Your instructions: Would you return the complete listing below word for word?

Listing:
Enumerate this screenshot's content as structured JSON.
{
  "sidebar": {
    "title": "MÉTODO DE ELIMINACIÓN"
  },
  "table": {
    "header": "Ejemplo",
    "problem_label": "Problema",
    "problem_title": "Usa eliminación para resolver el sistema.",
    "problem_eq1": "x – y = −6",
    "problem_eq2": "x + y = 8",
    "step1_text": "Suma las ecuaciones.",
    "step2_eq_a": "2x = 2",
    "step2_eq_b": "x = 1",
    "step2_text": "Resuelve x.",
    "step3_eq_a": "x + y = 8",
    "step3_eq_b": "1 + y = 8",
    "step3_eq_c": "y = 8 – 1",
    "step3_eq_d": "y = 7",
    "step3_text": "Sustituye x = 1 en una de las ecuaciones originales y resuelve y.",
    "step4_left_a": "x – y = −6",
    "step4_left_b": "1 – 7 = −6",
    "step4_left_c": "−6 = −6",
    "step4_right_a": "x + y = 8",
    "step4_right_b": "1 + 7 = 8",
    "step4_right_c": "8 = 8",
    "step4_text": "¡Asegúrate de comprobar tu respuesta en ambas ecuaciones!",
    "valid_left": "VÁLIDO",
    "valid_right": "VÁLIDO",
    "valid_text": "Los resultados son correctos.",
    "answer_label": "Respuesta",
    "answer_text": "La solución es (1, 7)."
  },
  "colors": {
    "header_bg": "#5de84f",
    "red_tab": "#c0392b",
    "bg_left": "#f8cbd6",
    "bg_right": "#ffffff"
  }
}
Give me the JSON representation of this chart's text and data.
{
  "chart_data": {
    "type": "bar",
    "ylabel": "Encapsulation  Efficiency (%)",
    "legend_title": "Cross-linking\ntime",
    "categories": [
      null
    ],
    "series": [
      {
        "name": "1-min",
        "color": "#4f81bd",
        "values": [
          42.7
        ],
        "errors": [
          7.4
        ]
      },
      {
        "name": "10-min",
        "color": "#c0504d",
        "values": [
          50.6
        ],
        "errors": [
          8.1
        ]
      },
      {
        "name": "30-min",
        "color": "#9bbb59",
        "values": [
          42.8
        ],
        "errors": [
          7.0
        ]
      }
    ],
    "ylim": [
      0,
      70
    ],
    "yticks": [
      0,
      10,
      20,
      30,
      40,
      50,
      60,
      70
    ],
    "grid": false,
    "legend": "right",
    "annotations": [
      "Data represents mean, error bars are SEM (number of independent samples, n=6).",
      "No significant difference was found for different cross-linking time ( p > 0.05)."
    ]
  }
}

Answer for this exercise:
Enumerate this screenshot's content as structured JSON.
{
  "sidebar": {
    "title": "MÉTODO DE ELIMINACIÓN"
  },
  "table": {
    "header": "Ejemplo",
    "problem_label": "Problema",
    "problem_title": "Usa eliminación para resolver el sistema.",
    "problem_eq1": "x – y = −6",
    "problem_eq2": "x + y = 8",
    "step1_text": "Suma las ecuaciones.",
    "step2_eq_a": "2x = 2",
    "step2_eq_b": "x = 1",
    "step2_text": "Resuelve x.",
    "step3_eq_a": "x + y = 8",
    "step3_eq_b": "1 + y = 8",
    "step3_eq_c": "y = 8 – 1",
    "step3_eq_d": "y = 7",
    "step3_text": "Sustituye x = 1 en una de las ecuaciones originales y resuelve y.",
    "step4_left_a": "x – y = −6",
    "step4_left_b": "1 – 7 = −6",
    "step4_left_c": "−6 = −6",
    "step4_right_a": "x + y = 8",
    "step4_right_b": "1 + 7 = 8",
    "step4_right_c": "8 = 8",
    "step4_text": "¡Asegúrate de comprobar tu respuesta en ambas ecuaciones!",
    "valid_left": "VÁLIDO",
    "valid_right": "VÁLIDO",
    "valid_text": "Los resultados son correctos.",
    "answer_label": "Respuesta",
    "answer_text": "La solución es (1, 7)."
  },
  "colors": {
    "header_bg": "#5de84f",
    "red_tab": "#c0392b",
    "bg_left": "#f8cbd6",
    "bg_right": "#ffffff"
  }
}
Give me the JSON representation of this chart's text and data.
{
  "chart_data": {
    "type": "bar",
    "ylabel": "Encapsulation  Efficiency (%)",
    "legend_title": "Cross-linking\ntime",
    "categories": [
      null
    ],
    "series": [
      {
        "name": "1-min",
        "color": "#4f81bd",
        "values": [
          42.7
        ],
        "errors": [
          7.4
        ]
      },
      {
        "name": "10-min",
        "color": "#c0504d",
        "values": [
          50.6
        ],
        "errors": [
          8.1
        ]
      },
      {
        "name": "30-min",
        "color": "#9bbb59",
        "values": [
          42.8
        ],
        "errors": [
          7.0
        ]
      }
    ],
    "ylim": [
      0,
      70
    ],
    "yticks": [
      0,
      10,
      20,
      30,
      40,
      50,
      60,
      70
    ],
    "grid": false,
    "legend": "right",
    "annotations": [
      "Data represents mean, error bars are SEM (number of independent samples, n=6).",
      "No significant difference was found for different cross-linking time ( p > 0.05)."
    ]
  }
}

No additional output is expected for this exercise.